-- Exercise instructions --
Print all of the lines exactly. Any picture among them stays out.
* Begin Dataset *
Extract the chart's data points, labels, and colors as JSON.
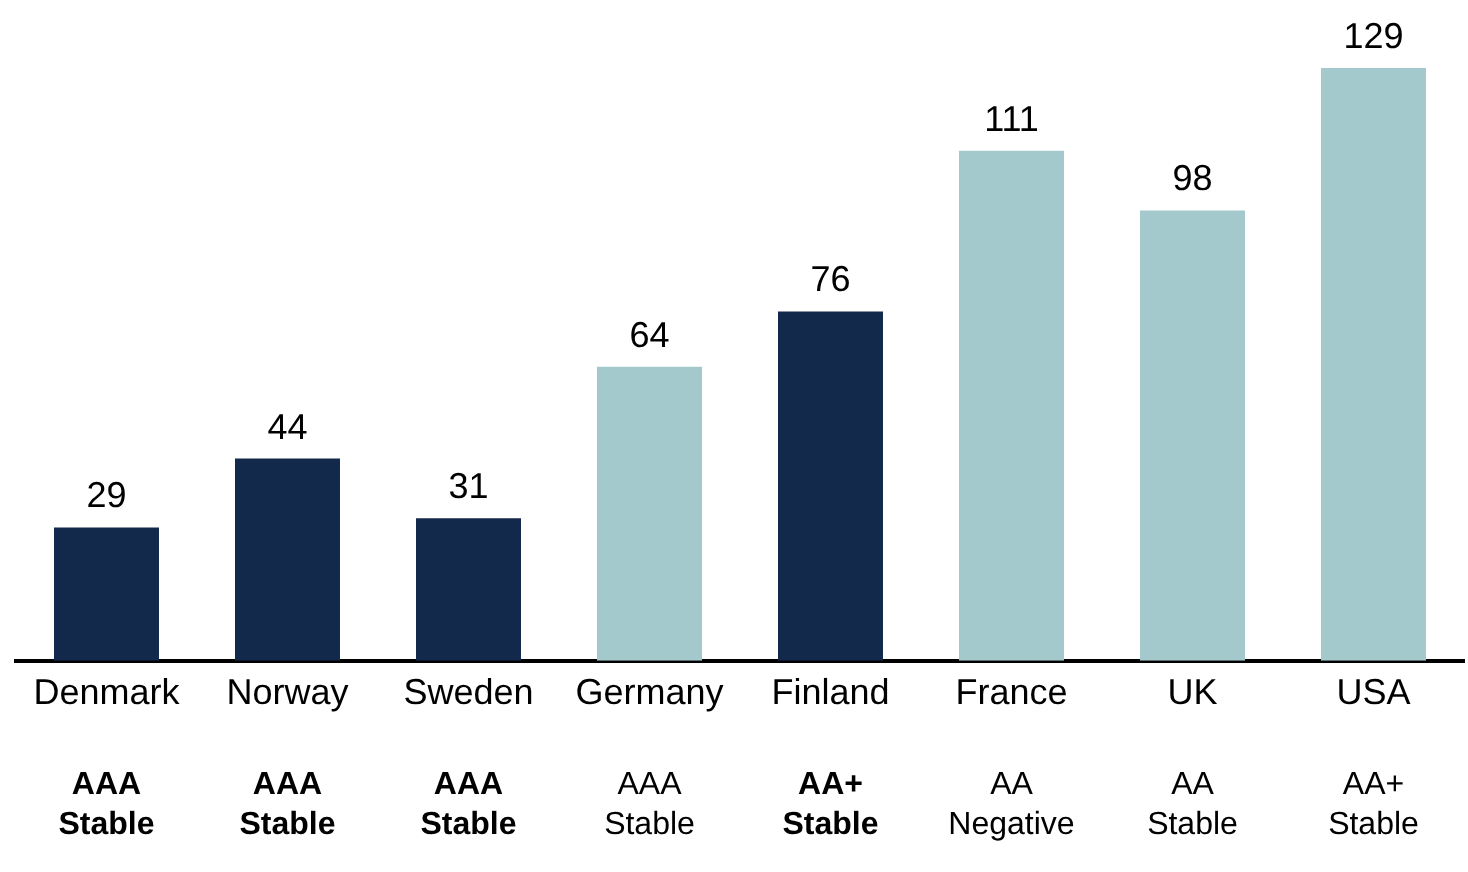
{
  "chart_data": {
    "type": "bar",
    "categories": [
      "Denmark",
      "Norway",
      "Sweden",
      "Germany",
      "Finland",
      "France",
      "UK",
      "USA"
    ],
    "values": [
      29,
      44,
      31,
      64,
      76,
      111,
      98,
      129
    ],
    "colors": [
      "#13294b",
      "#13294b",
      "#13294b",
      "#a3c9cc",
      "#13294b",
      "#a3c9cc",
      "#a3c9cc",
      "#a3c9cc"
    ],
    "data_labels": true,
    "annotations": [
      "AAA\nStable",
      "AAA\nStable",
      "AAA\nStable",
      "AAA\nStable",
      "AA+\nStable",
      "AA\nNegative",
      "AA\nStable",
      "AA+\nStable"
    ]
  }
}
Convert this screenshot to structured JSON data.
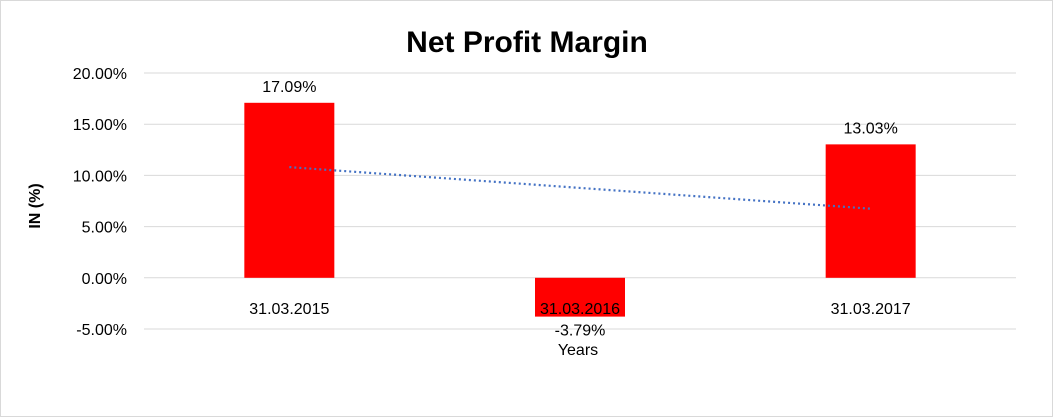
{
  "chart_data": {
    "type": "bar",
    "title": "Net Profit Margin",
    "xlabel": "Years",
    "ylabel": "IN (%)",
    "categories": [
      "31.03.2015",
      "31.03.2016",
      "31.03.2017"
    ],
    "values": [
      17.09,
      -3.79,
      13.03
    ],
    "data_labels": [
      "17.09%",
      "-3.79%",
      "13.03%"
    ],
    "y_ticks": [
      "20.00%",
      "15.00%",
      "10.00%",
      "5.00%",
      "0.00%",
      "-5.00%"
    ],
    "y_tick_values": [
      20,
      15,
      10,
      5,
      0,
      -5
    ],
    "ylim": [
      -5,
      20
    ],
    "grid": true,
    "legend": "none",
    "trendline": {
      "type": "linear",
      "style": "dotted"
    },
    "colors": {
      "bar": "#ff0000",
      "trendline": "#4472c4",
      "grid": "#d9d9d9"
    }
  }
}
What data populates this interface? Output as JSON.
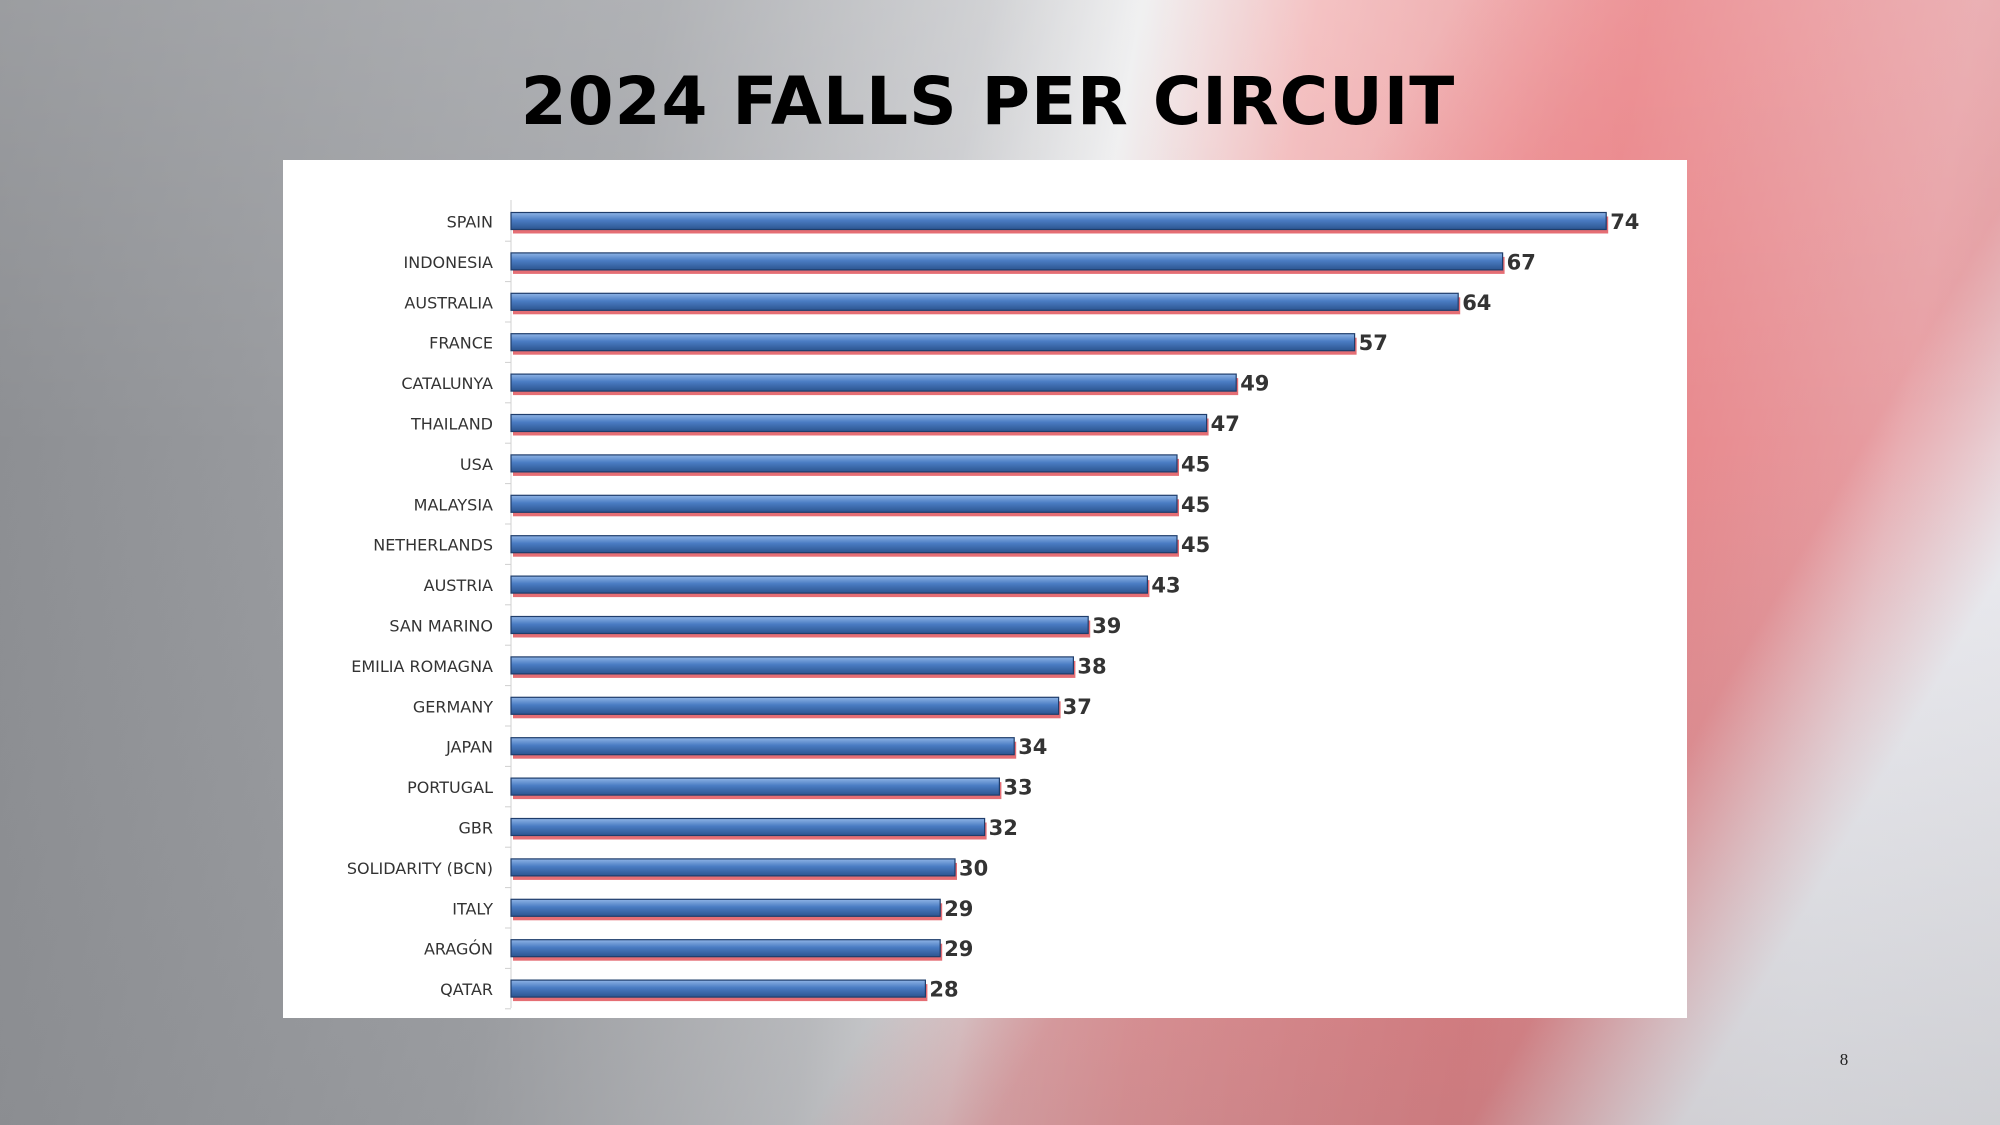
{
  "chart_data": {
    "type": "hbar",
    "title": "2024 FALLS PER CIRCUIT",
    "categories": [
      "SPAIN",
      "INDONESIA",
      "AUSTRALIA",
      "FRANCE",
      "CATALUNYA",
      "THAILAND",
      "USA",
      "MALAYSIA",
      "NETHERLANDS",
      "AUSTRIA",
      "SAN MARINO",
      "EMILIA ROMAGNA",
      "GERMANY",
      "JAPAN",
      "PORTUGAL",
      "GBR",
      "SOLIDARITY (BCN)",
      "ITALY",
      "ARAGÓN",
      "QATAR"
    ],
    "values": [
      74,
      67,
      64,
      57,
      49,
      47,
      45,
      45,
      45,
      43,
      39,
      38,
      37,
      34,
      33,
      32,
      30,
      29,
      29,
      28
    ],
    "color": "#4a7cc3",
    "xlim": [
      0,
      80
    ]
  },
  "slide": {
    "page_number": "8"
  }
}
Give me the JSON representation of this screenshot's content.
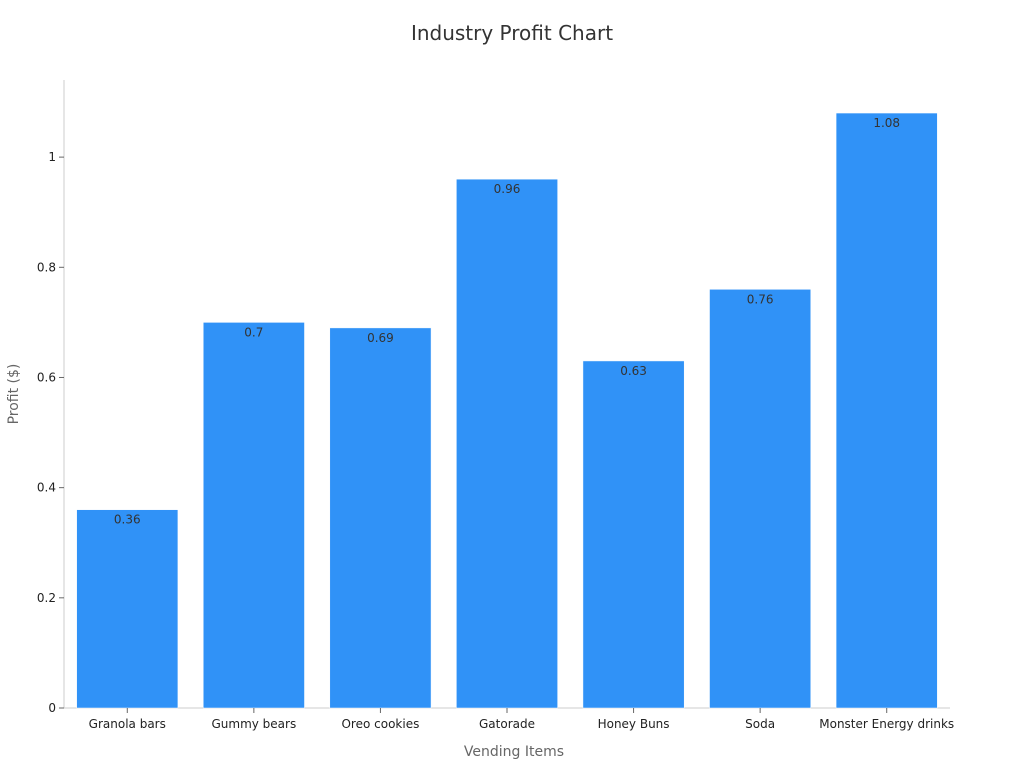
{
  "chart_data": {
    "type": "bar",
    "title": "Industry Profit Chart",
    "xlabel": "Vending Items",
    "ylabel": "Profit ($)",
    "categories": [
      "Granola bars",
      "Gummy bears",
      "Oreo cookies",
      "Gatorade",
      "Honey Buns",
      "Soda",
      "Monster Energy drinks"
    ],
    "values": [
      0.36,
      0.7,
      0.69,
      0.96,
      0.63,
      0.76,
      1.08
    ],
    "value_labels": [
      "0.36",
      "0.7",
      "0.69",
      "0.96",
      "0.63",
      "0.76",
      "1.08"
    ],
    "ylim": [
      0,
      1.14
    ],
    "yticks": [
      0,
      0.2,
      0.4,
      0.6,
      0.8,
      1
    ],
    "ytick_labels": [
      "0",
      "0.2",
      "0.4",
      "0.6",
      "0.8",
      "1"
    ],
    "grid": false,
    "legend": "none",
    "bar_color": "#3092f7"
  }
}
* End Dataset *
-- Output of the exercise --
Extract the chart's data points, labels, and colors as JSON.
{
  "chart_data": {
    "type": "bar",
    "categories": [
      "Denmark",
      "Norway",
      "Sweden",
      "Germany",
      "Finland",
      "France",
      "UK",
      "USA"
    ],
    "values": [
      29,
      44,
      31,
      64,
      76,
      111,
      98,
      129
    ],
    "colors": [
      "#13294b",
      "#13294b",
      "#13294b",
      "#a3c9cc",
      "#13294b",
      "#a3c9cc",
      "#a3c9cc",
      "#a3c9cc"
    ],
    "data_labels": true,
    "annotations": [
      "AAA\nStable",
      "AAA\nStable",
      "AAA\nStable",
      "AAA\nStable",
      "AA+\nStable",
      "AA\nNegative",
      "AA\nStable",
      "AA+\nStable"
    ]
  }
}
Convert this screenshot to structured JSON data.
{
  "chart_data": {
    "type": "bar",
    "title": "Net Profit Margin",
    "xlabel": "Years",
    "ylabel": "IN (%)",
    "categories": [
      "31.03.2015",
      "31.03.2016",
      "31.03.2017"
    ],
    "values": [
      17.09,
      -3.79,
      13.03
    ],
    "data_labels": [
      "17.09%",
      "-3.79%",
      "13.03%"
    ],
    "y_ticks": [
      "20.00%",
      "15.00%",
      "10.00%",
      "5.00%",
      "0.00%",
      "-5.00%"
    ],
    "y_tick_values": [
      20,
      15,
      10,
      5,
      0,
      -5
    ],
    "ylim": [
      -5,
      20
    ],
    "grid": true,
    "legend": "none",
    "trendline": {
      "type": "linear",
      "style": "dotted"
    },
    "colors": {
      "bar": "#ff0000",
      "trendline": "#4472c4",
      "grid": "#d9d9d9"
    }
  }
}
What data populates this interface? Output as JSON.
{
  "chart_data": {
    "type": "hbar",
    "title": "2024 FALLS PER CIRCUIT",
    "categories": [
      "SPAIN",
      "INDONESIA",
      "AUSTRALIA",
      "FRANCE",
      "CATALUNYA",
      "THAILAND",
      "USA",
      "MALAYSIA",
      "NETHERLANDS",
      "AUSTRIA",
      "SAN MARINO",
      "EMILIA ROMAGNA",
      "GERMANY",
      "JAPAN",
      "PORTUGAL",
      "GBR",
      "SOLIDARITY (BCN)",
      "ITALY",
      "ARAGÓN",
      "QATAR"
    ],
    "values": [
      74,
      67,
      64,
      57,
      49,
      47,
      45,
      45,
      45,
      43,
      39,
      38,
      37,
      34,
      33,
      32,
      30,
      29,
      29,
      28
    ],
    "color": "#4a7cc3",
    "xlim": [
      0,
      80
    ]
  },
  "slide": {
    "page_number": "8"
  }
}
Give me the JSON representation of this screenshot's content.
{
  "chart_data": {
    "type": "bar",
    "title": "Industry Profit Chart",
    "xlabel": "Vending Items",
    "ylabel": "Profit ($)",
    "categories": [
      "Granola bars",
      "Gummy bears",
      "Oreo cookies",
      "Gatorade",
      "Honey Buns",
      "Soda",
      "Monster Energy drinks"
    ],
    "values": [
      0.36,
      0.7,
      0.69,
      0.96,
      0.63,
      0.76,
      1.08
    ],
    "value_labels": [
      "0.36",
      "0.7",
      "0.69",
      "0.96",
      "0.63",
      "0.76",
      "1.08"
    ],
    "ylim": [
      0,
      1.14
    ],
    "yticks": [
      0,
      0.2,
      0.4,
      0.6,
      0.8,
      1
    ],
    "ytick_labels": [
      "0",
      "0.2",
      "0.4",
      "0.6",
      "0.8",
      "1"
    ],
    "grid": false,
    "legend": "none",
    "bar_color": "#3092f7"
  }
}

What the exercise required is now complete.